EXERCISE OBJECTIVE: Reproduce every line of the material below word for word, leaving out the pictures.

GIVEN DATA:

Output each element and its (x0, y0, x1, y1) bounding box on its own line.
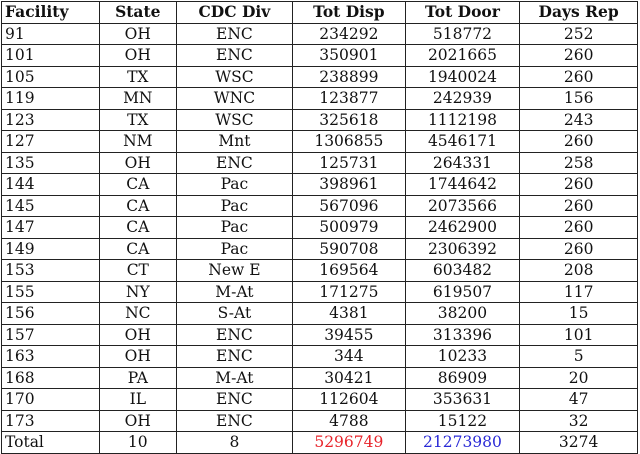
cell-tot-door: 619507 (405, 281, 520, 303)
cell-state: CA (99, 174, 176, 196)
cell-facility: 153 (2, 260, 100, 282)
cell-facility: 127 (2, 131, 100, 153)
cell-tot-disp: 238899 (293, 66, 406, 88)
cell-tot-disp: 567096 (293, 195, 406, 217)
cell-state: NC (99, 303, 176, 325)
cell-cdc-div: WSC (176, 66, 292, 88)
cell-tot-door: 2462900 (405, 217, 520, 239)
cell-days-rep: 101 (520, 324, 638, 346)
cell-tot-disp: 125731 (293, 152, 406, 174)
header-tot-door: Tot Door (405, 2, 520, 24)
cell-state: NY (99, 281, 176, 303)
cell-tot-door: 38200 (405, 303, 520, 325)
table-body (2, 23, 638, 432)
cell-cdc-div: Pac (176, 217, 292, 239)
cell-facility: 163 (2, 346, 100, 368)
table-row (2, 367, 638, 389)
cell-tot-door: 1940024 (405, 66, 520, 88)
table-row (2, 174, 638, 196)
table-row (2, 88, 638, 110)
header-state: State (99, 2, 176, 24)
cell-state: OH (99, 45, 176, 67)
cell-facility: 101 (2, 45, 100, 67)
cell-days-rep: 208 (520, 260, 638, 282)
cell-tot-disp: 398961 (293, 174, 406, 196)
cell-tot-door: 353631 (405, 389, 520, 411)
cell-tot-disp: 39455 (293, 324, 406, 346)
cell-state: OH (99, 346, 176, 368)
cell-facility: 119 (2, 88, 100, 110)
cell-tot-disp: 4381 (293, 303, 406, 325)
cell-tot-disp: 344 (293, 346, 406, 368)
table-row (2, 109, 638, 131)
cell-days-rep: 260 (520, 66, 638, 88)
cell-cdc-div: ENC (176, 23, 292, 45)
cell-days-rep: 260 (520, 45, 638, 67)
table-row (2, 346, 638, 368)
cell-state: OH (99, 23, 176, 45)
cell-days-rep: 260 (520, 131, 638, 153)
total-row (2, 432, 638, 454)
cell-cdc-div: Pac (176, 174, 292, 196)
cell-facility: 156 (2, 303, 100, 325)
cell-days-rep: 32 (520, 410, 638, 432)
cell-tot-door: 242939 (405, 88, 520, 110)
cell-tot-disp: 123877 (293, 88, 406, 110)
cell-days-rep: 117 (520, 281, 638, 303)
cell-state: OH (99, 152, 176, 174)
table-row (2, 45, 638, 67)
cell-cdc-div: M-At (176, 367, 292, 389)
cell-cdc-div: Pac (176, 195, 292, 217)
cell-facility: 144 (2, 174, 100, 196)
total-state-count: 10 (99, 432, 176, 454)
cell-state: NM (99, 131, 176, 153)
cell-state: CA (99, 217, 176, 239)
table-row (2, 23, 638, 45)
table-row (2, 217, 638, 239)
cell-cdc-div: ENC (176, 410, 292, 432)
cell-state: CA (99, 238, 176, 260)
total-cdc-div-count: 8 (176, 432, 292, 454)
cell-facility: 157 (2, 324, 100, 346)
table-row (2, 389, 638, 411)
cell-days-rep: 258 (520, 152, 638, 174)
cell-state: IL (99, 389, 176, 411)
table-row (2, 281, 638, 303)
cell-days-rep: 20 (520, 367, 638, 389)
cell-tot-door: 86909 (405, 367, 520, 389)
total-days-rep: 3274 (520, 432, 638, 454)
cell-days-rep: 15 (520, 303, 638, 325)
facility-table (1, 1, 638, 454)
cell-facility: 149 (2, 238, 100, 260)
table-row (2, 131, 638, 153)
table-row (2, 238, 638, 260)
cell-tot-disp: 169564 (293, 260, 406, 282)
cell-state: PA (99, 367, 176, 389)
cell-tot-disp: 590708 (293, 238, 406, 260)
cell-tot-disp: 171275 (293, 281, 406, 303)
cell-state: OH (99, 410, 176, 432)
cell-tot-door: 518772 (405, 23, 520, 45)
table-row (2, 324, 638, 346)
cell-tot-door: 1112198 (405, 109, 520, 131)
cell-facility: 170 (2, 389, 100, 411)
table-footer (2, 432, 638, 454)
table-row (2, 410, 638, 432)
header-tot-disp: Tot Disp (293, 2, 406, 24)
cell-facility: 145 (2, 195, 100, 217)
header-days-rep: Days Rep (520, 2, 638, 24)
cell-days-rep: 243 (520, 109, 638, 131)
cell-tot-door: 313396 (405, 324, 520, 346)
cell-days-rep: 5 (520, 346, 638, 368)
cell-cdc-div: ENC (176, 324, 292, 346)
cell-cdc-div: New E (176, 260, 292, 282)
cell-facility: 155 (2, 281, 100, 303)
cell-state: MN (99, 88, 176, 110)
cell-facility: 147 (2, 217, 100, 239)
cell-facility: 135 (2, 152, 100, 174)
cell-state: TX (99, 109, 176, 131)
cell-cdc-div: ENC (176, 152, 292, 174)
cell-tot-door: 2073566 (405, 195, 520, 217)
table-header (2, 2, 638, 24)
total-label: Total (2, 432, 100, 454)
cell-days-rep: 260 (520, 217, 638, 239)
cell-state: CT (99, 260, 176, 282)
cell-days-rep: 260 (520, 174, 638, 196)
cell-tot-door: 15122 (405, 410, 520, 432)
cell-tot-door: 2021665 (405, 45, 520, 67)
cell-days-rep: 47 (520, 389, 638, 411)
cell-facility: 123 (2, 109, 100, 131)
table-row (2, 195, 638, 217)
cell-cdc-div: M-At (176, 281, 292, 303)
cell-cdc-div: Pac (176, 238, 292, 260)
cell-days-rep: 156 (520, 88, 638, 110)
table-row (2, 303, 638, 325)
cell-facility: 173 (2, 410, 100, 432)
cell-tot-door: 2306392 (405, 238, 520, 260)
cell-tot-disp: 112604 (293, 389, 406, 411)
cell-tot-door: 603482 (405, 260, 520, 282)
cell-cdc-div: WSC (176, 109, 292, 131)
cell-tot-door: 264331 (405, 152, 520, 174)
cell-tot-disp: 4788 (293, 410, 406, 432)
cell-state: TX (99, 66, 176, 88)
cell-tot-disp: 234292 (293, 23, 406, 45)
cell-days-rep: 252 (520, 23, 638, 45)
cell-state: CA (99, 195, 176, 217)
cell-cdc-div: Mnt (176, 131, 292, 153)
cell-days-rep: 260 (520, 195, 638, 217)
cell-cdc-div: ENC (176, 45, 292, 67)
cell-days-rep: 260 (520, 238, 638, 260)
table-row (2, 66, 638, 88)
cell-facility: 105 (2, 66, 100, 88)
cell-cdc-div: ENC (176, 346, 292, 368)
header-facility: Facility (2, 2, 100, 24)
cell-cdc-div: ENC (176, 389, 292, 411)
cell-cdc-div: WNC (176, 88, 292, 110)
cell-facility: 91 (2, 23, 100, 45)
cell-tot-disp: 325618 (293, 109, 406, 131)
total-tot-disp: 5296749 (293, 432, 406, 454)
cell-tot-disp: 350901 (293, 45, 406, 67)
table-row (2, 152, 638, 174)
table-row (2, 260, 638, 282)
total-tot-door: 21273980 (405, 432, 520, 454)
cell-tot-disp: 30421 (293, 367, 406, 389)
cell-tot-door: 4546171 (405, 131, 520, 153)
header-cdc-div: CDC Div (176, 2, 292, 24)
cell-tot-disp: 1306855 (293, 131, 406, 153)
cell-tot-door: 10233 (405, 346, 520, 368)
header-row (2, 2, 638, 24)
cell-facility: 168 (2, 367, 100, 389)
cell-state: OH (99, 324, 176, 346)
cell-tot-disp: 500979 (293, 217, 406, 239)
cell-tot-door: 1744642 (405, 174, 520, 196)
cell-cdc-div: S-At (176, 303, 292, 325)
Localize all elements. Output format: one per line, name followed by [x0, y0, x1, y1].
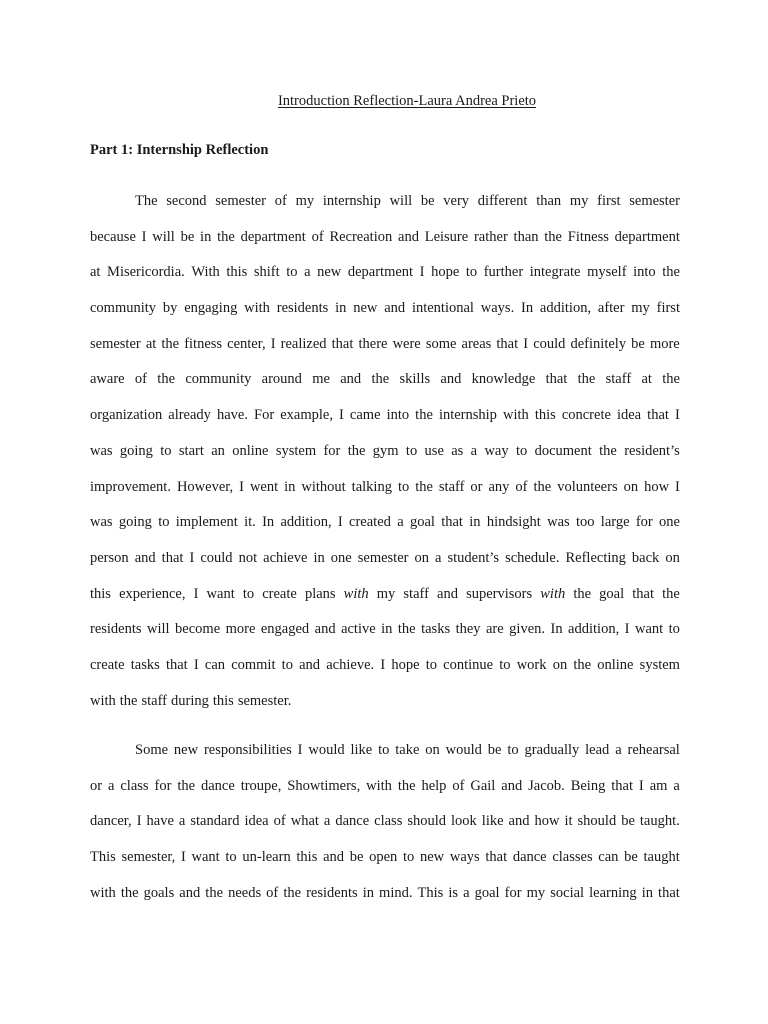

COMPLETE OUTPUT:
Output each element and its (x0, y0, x1, y1) bounding box on its own line.
cell-tot-door: 619507 (405, 281, 520, 303)
cell-state: CA (99, 174, 176, 196)
cell-facility: 153 (2, 260, 100, 282)
cell-facility: 127 (2, 131, 100, 153)
cell-tot-disp: 238899 (293, 66, 406, 88)
cell-tot-disp: 567096 (293, 195, 406, 217)
cell-state: NC (99, 303, 176, 325)
cell-cdc-div: WSC (176, 66, 292, 88)
cell-tot-door: 2462900 (405, 217, 520, 239)
cell-days-rep: 101 (520, 324, 638, 346)
cell-tot-disp: 125731 (293, 152, 406, 174)
header-tot-door: Tot Door (405, 2, 520, 24)
cell-state: NY (99, 281, 176, 303)
cell-tot-door: 38200 (405, 303, 520, 325)
table-body (2, 23, 638, 432)
cell-cdc-div: Pac (176, 217, 292, 239)
cell-facility: 163 (2, 346, 100, 368)
table-row (2, 367, 638, 389)
cell-tot-door: 1940024 (405, 66, 520, 88)
table-row (2, 174, 638, 196)
table-row (2, 88, 638, 110)
header-state: State (99, 2, 176, 24)
cell-state: OH (99, 45, 176, 67)
cell-facility: 101 (2, 45, 100, 67)
cell-days-rep: 208 (520, 260, 638, 282)
cell-tot-disp: 398961 (293, 174, 406, 196)
cell-tot-door: 353631 (405, 389, 520, 411)
cell-tot-disp: 39455 (293, 324, 406, 346)
cell-state: OH (99, 346, 176, 368)
cell-facility: 119 (2, 88, 100, 110)
cell-tot-disp: 4381 (293, 303, 406, 325)
cell-tot-disp: 344 (293, 346, 406, 368)
table-row (2, 109, 638, 131)
cell-days-rep: 260 (520, 66, 638, 88)
cell-cdc-div: ENC (176, 23, 292, 45)
cell-days-rep: 260 (520, 45, 638, 67)
table-row (2, 346, 638, 368)
cell-state: OH (99, 23, 176, 45)
cell-days-rep: 260 (520, 131, 638, 153)
total-row (2, 432, 638, 454)
cell-cdc-div: Pac (176, 174, 292, 196)
cell-facility: 156 (2, 303, 100, 325)
cell-days-rep: 32 (520, 410, 638, 432)
cell-tot-door: 242939 (405, 88, 520, 110)
cell-tot-disp: 123877 (293, 88, 406, 110)
cell-days-rep: 117 (520, 281, 638, 303)
cell-state: OH (99, 152, 176, 174)
table-row (2, 45, 638, 67)
cell-cdc-div: M-At (176, 367, 292, 389)
cell-cdc-div: Pac (176, 195, 292, 217)
cell-facility: 144 (2, 174, 100, 196)
total-state-count: 10 (99, 432, 176, 454)
cell-state: NM (99, 131, 176, 153)
cell-state: CA (99, 217, 176, 239)
table-row (2, 23, 638, 45)
table-row (2, 217, 638, 239)
cell-cdc-div: ENC (176, 410, 292, 432)
cell-state: CA (99, 238, 176, 260)
total-cdc-div-count: 8 (176, 432, 292, 454)
cell-facility: 157 (2, 324, 100, 346)
table-row (2, 389, 638, 411)
cell-days-rep: 258 (520, 152, 638, 174)
cell-state: IL (99, 389, 176, 411)
table-row (2, 281, 638, 303)
cell-days-rep: 20 (520, 367, 638, 389)
cell-tot-door: 86909 (405, 367, 520, 389)
total-days-rep: 3274 (520, 432, 638, 454)
cell-days-rep: 15 (520, 303, 638, 325)
facility-table (1, 1, 638, 454)
cell-facility: 149 (2, 238, 100, 260)
table-row (2, 131, 638, 153)
table-row (2, 238, 638, 260)
cell-tot-disp: 169564 (293, 260, 406, 282)
cell-state: PA (99, 367, 176, 389)
cell-tot-disp: 590708 (293, 238, 406, 260)
cell-tot-disp: 171275 (293, 281, 406, 303)
cell-state: OH (99, 410, 176, 432)
cell-tot-door: 518772 (405, 23, 520, 45)
table-row (2, 324, 638, 346)
cell-tot-door: 1112198 (405, 109, 520, 131)
cell-facility: 170 (2, 389, 100, 411)
table-footer (2, 432, 638, 454)
table-row (2, 410, 638, 432)
header-tot-disp: Tot Disp (293, 2, 406, 24)
cell-facility: 145 (2, 195, 100, 217)
header-days-rep: Days Rep (520, 2, 638, 24)
cell-days-rep: 243 (520, 109, 638, 131)
cell-tot-door: 313396 (405, 324, 520, 346)
cell-days-rep: 5 (520, 346, 638, 368)
cell-cdc-div: ENC (176, 324, 292, 346)
cell-cdc-div: New E (176, 260, 292, 282)
cell-facility: 155 (2, 281, 100, 303)
cell-state: MN (99, 88, 176, 110)
cell-facility: 147 (2, 217, 100, 239)
cell-facility: 135 (2, 152, 100, 174)
cell-state: TX (99, 109, 176, 131)
cell-cdc-div: ENC (176, 152, 292, 174)
cell-tot-door: 2073566 (405, 195, 520, 217)
table-header (2, 2, 638, 24)
total-label: Total (2, 432, 100, 454)
cell-days-rep: 260 (520, 217, 638, 239)
cell-state: CT (99, 260, 176, 282)
cell-days-rep: 260 (520, 174, 638, 196)
cell-tot-door: 15122 (405, 410, 520, 432)
cell-tot-door: 2021665 (405, 45, 520, 67)
cell-days-rep: 47 (520, 389, 638, 411)
cell-facility: 123 (2, 109, 100, 131)
table-row (2, 195, 638, 217)
cell-cdc-div: M-At (176, 281, 292, 303)
cell-cdc-div: Pac (176, 238, 292, 260)
cell-days-rep: 156 (520, 88, 638, 110)
table-row (2, 303, 638, 325)
cell-facility: 173 (2, 410, 100, 432)
cell-tot-door: 2306392 (405, 238, 520, 260)
cell-tot-disp: 112604 (293, 389, 406, 411)
cell-tot-door: 603482 (405, 260, 520, 282)
cell-cdc-div: WSC (176, 109, 292, 131)
cell-tot-door: 264331 (405, 152, 520, 174)
cell-tot-disp: 4788 (293, 410, 406, 432)
cell-state: TX (99, 66, 176, 88)
cell-tot-disp: 234292 (293, 23, 406, 45)
cell-days-rep: 252 (520, 23, 638, 45)
cell-state: CA (99, 195, 176, 217)
cell-cdc-div: Mnt (176, 131, 292, 153)
cell-days-rep: 260 (520, 195, 638, 217)
cell-cdc-div: ENC (176, 45, 292, 67)
cell-days-rep: 260 (520, 238, 638, 260)
table-row (2, 66, 638, 88)
cell-facility: 105 (2, 66, 100, 88)
cell-cdc-div: ENC (176, 346, 292, 368)
header-facility: Facility (2, 2, 100, 24)
cell-cdc-div: ENC (176, 389, 292, 411)
cell-cdc-div: WNC (176, 88, 292, 110)
cell-facility: 91 (2, 23, 100, 45)
cell-tot-disp: 325618 (293, 109, 406, 131)
total-tot-disp: 5296749 (293, 432, 406, 454)
cell-tot-disp: 350901 (293, 45, 406, 67)
table-row (2, 152, 638, 174)
table-row (2, 260, 638, 282)
total-tot-door: 21273980 (405, 432, 520, 454)
cell-tot-disp: 30421 (293, 367, 406, 389)
cell-tot-door: 4546171 (405, 131, 520, 153)
header-cdc-div: CDC Div (176, 2, 292, 24)
cell-tot-disp: 1306855 (293, 131, 406, 153)
cell-tot-door: 10233 (405, 346, 520, 368)
header-row (2, 2, 638, 24)
cell-facility: 168 (2, 367, 100, 389)
cell-state: OH (99, 324, 176, 346)
cell-tot-disp: 500979 (293, 217, 406, 239)
cell-tot-door: 1744642 (405, 174, 520, 196)
cell-cdc-div: S-At (176, 303, 292, 325)
Localize all elements. Output format: one per line, name followed by [x0, y0, x1, y1].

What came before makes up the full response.